■ Exercise description: Each entry below should be written out exactly as it is, with no pictures.

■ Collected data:
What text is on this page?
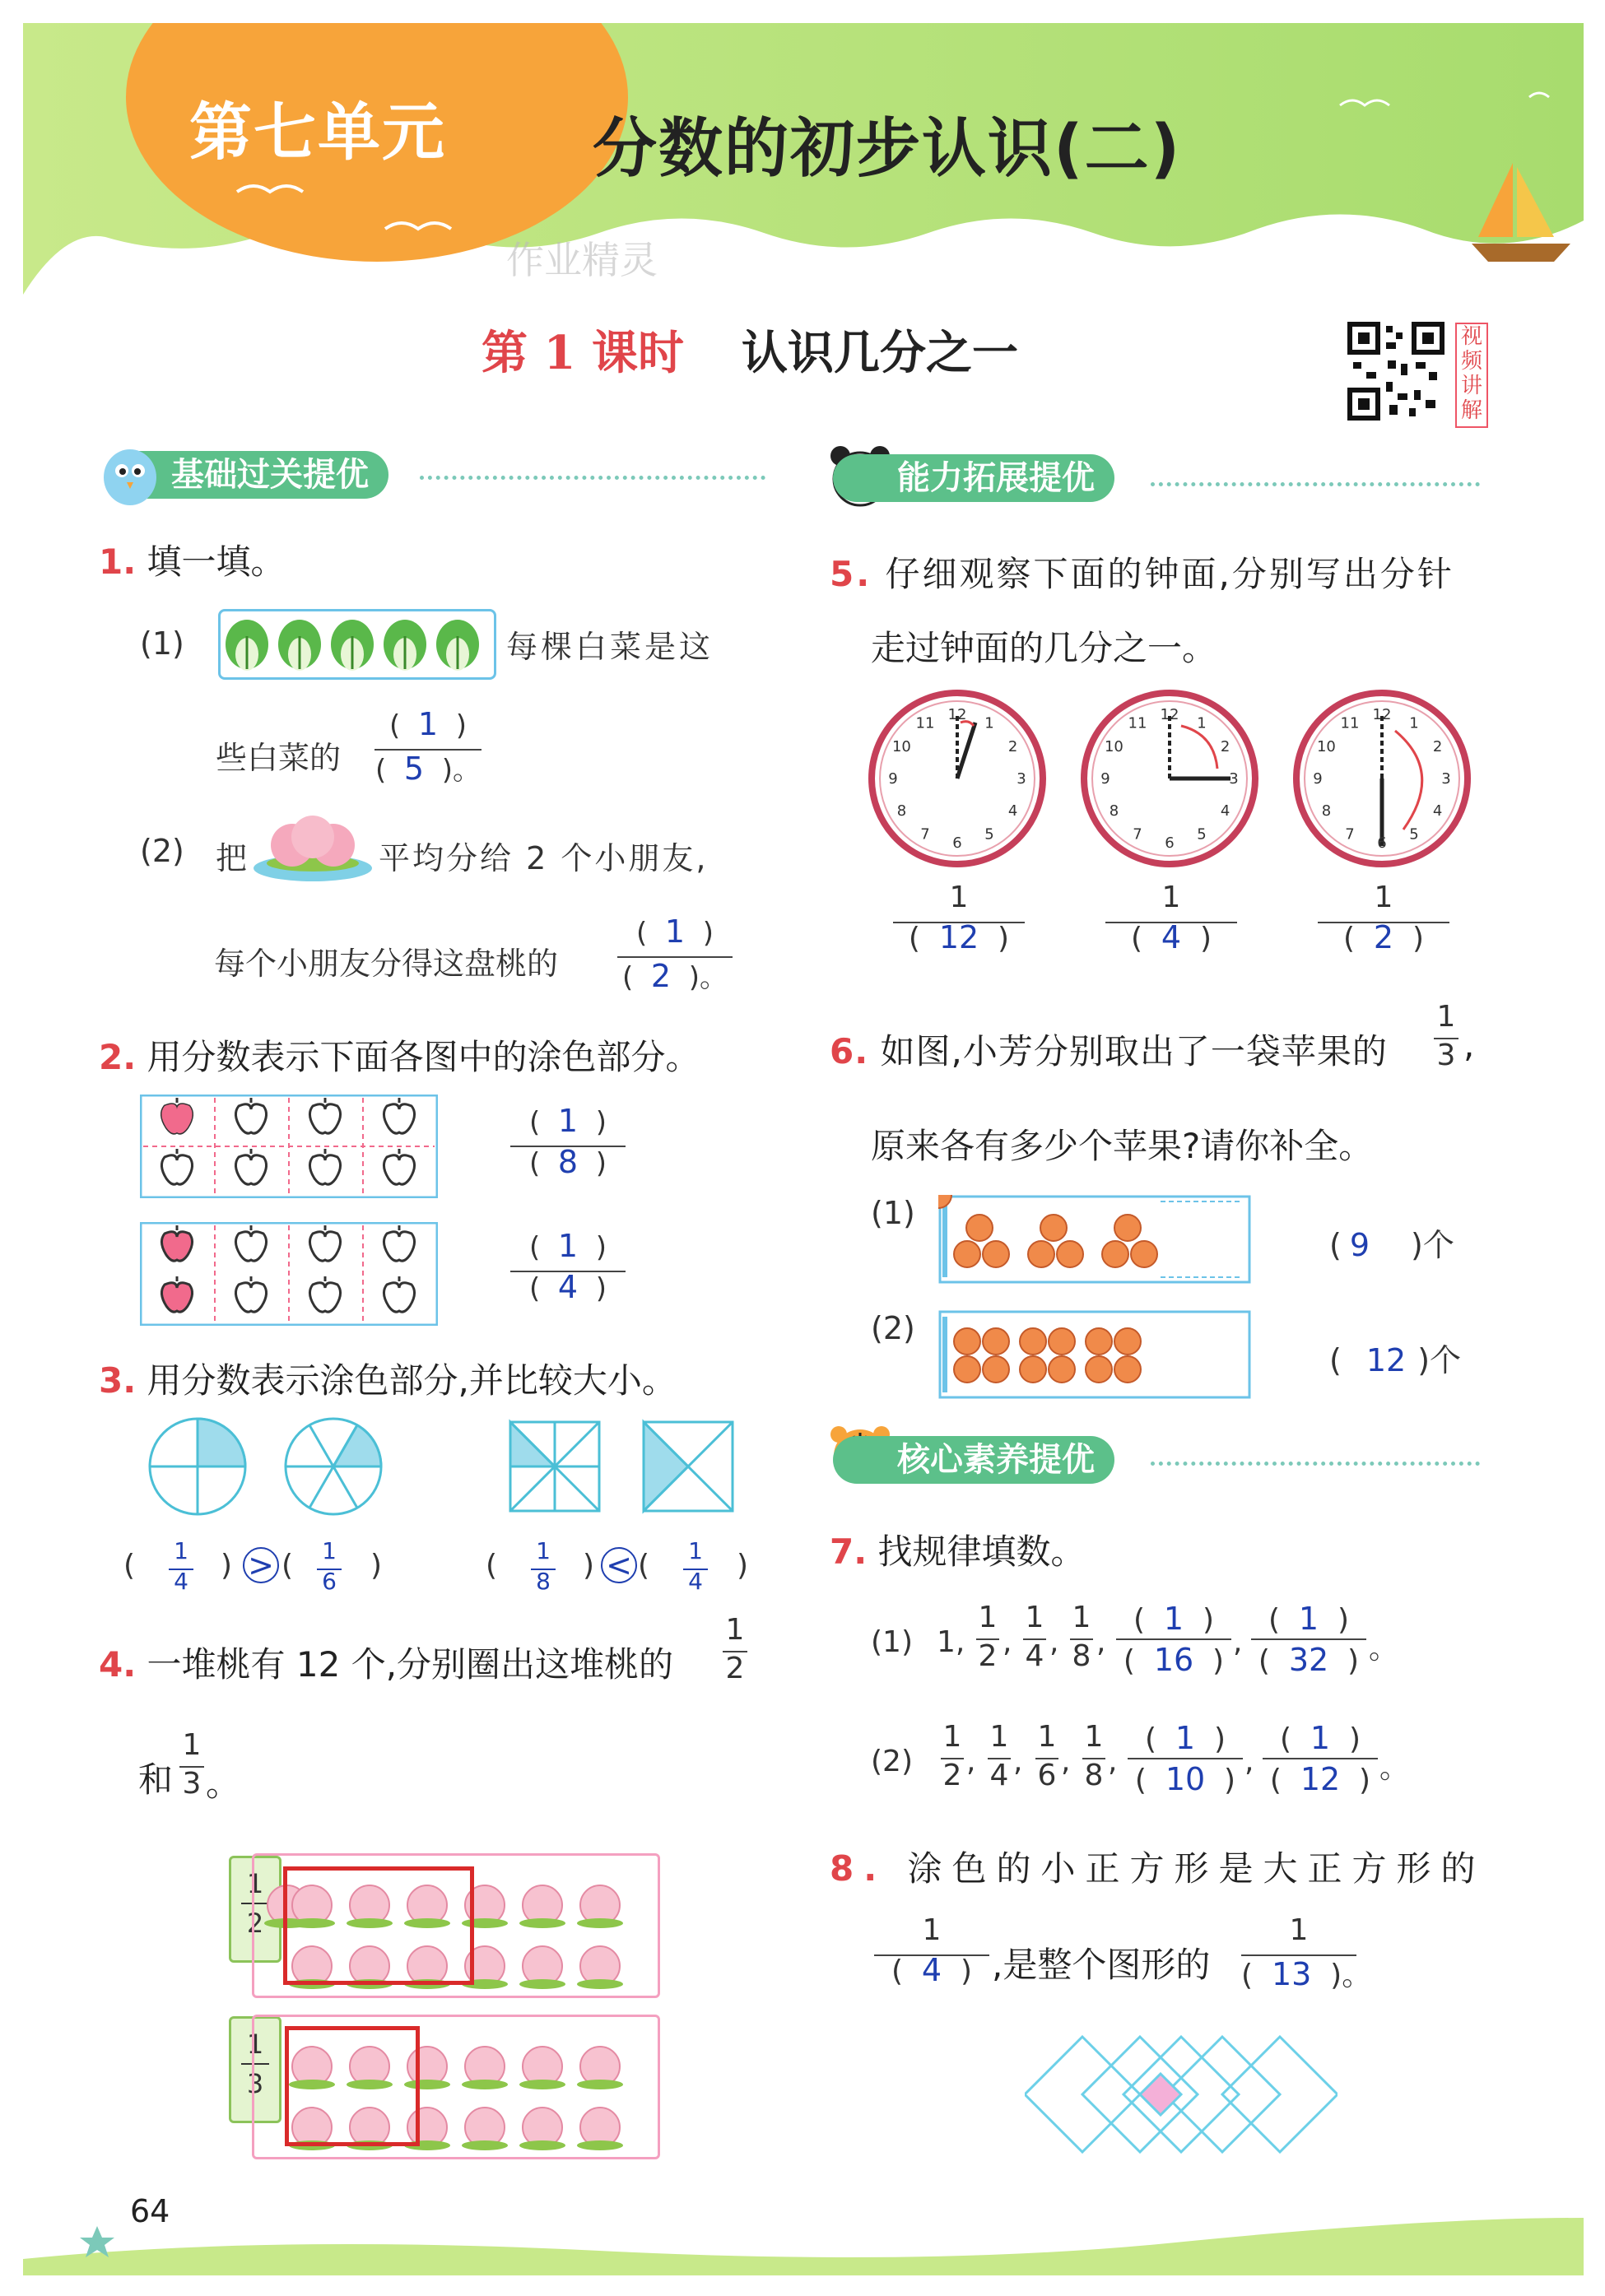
第七单元 分数的初步认识(二)
作业精灵
第 1 课时 认识几分之一	视频讲解
基础过关提优
1. 填一填。
(1)	每棵白菜是这
些白菜的
(  1  )
(  5  )。
(2) 把	平均分给 2 个小朋友,
每个小朋友分得这盘桃的
(  1  )
(  2  )。
2. 用分数表示下面各图中的涂色部分。
(  1  )
(  8  )
(  1  )
(  4  )
3. 用分数表示涂色部分,并比较大小。
( 1
4 ) > ( 1
6 )	( 1
8 ) < ( 1
4 )
4. 一堆桃有 12 个,分别圈出这堆桃的
1
2
和
1
3 。
1
2
1
3
能力拓展提优
5. 仔细观察下面的钟面,分别写出分针
走过钟面的几分之一。
12 1
2
3
4
5
6
7
8
9
10
11	12 1
2
3
4
5
6
7
8
9
10
11	12 1
2
3
4
5
6
7
8
9
10
11
1
(  12  )
1
(  4  )
1
(  2  )
6. 如图,小芳分别取出了一袋苹果的
1
3 ,
原来各有多少个苹果?请你补全。
(1)
( 9 )个
(2)
( 12 )个
核心素养提优
7. 找规律填数。
(1) 1,
1
2 ,
1
4 ,
1
8 ,
(  1  )
(  16  )
,
(  1  )
(  32  ) 。
(2)
1
2 ,
1
4 ,
1
6 ,
1
8 ,
(  1  )
(  10  )
,
(  1  )
(  12  ) 。
8. 涂色的小正方形是大正方形的
1
(  4  ) ,是整个图形的
1
(  13  )。
64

■ Written answer:
What text is on this page?
第七单元 分数的初步认识(二)
作业精灵
第 1 课时 认识几分之一	视频讲解
基础过关提优
1. 填一填。
(1)	每棵白菜是这
些白菜的
(  1  )
(  5  )。
(2) 把	平均分给 2 个小朋友,
每个小朋友分得这盘桃的
(  1  )
(  2  )。
2. 用分数表示下面各图中的涂色部分。
(  1  )
(  8  )
(  1  )
(  4  )
3. 用分数表示涂色部分,并比较大小。
( 1
4 ) > ( 1
6 )	( 1
8 ) < ( 1
4 )
4. 一堆桃有 12 个,分别圈出这堆桃的
1
2
和
1
3 。
1
2
1
3
能力拓展提优
5. 仔细观察下面的钟面,分别写出分针
走过钟面的几分之一。
12 1
2
3
4
5
6
7
8
9
10
11	12 1
2
3
4
5
6
7
8
9
10
11	12 1
2
3
4
5
6
7
8
9
10
11
1
(  12  )
1
(  4  )
1
(  2  )
6. 如图,小芳分别取出了一袋苹果的
1
3 ,
原来各有多少个苹果?请你补全。
(1)
( 9 )个
(2)
( 12 )个
核心素养提优
7. 找规律填数。
(1) 1,
1
2 ,
1
4 ,
1
8 ,
(  1  )
(  16  )
,
(  1  )
(  32  ) 。
(2)
1
2 ,
1
4 ,
1
6 ,
1
8 ,
(  1  )
(  10  )
,
(  1  )
(  12  ) 。
8. 涂色的小正方形是大正方形的
1
(  4  ) ,是整个图形的
1
(  13  )。
64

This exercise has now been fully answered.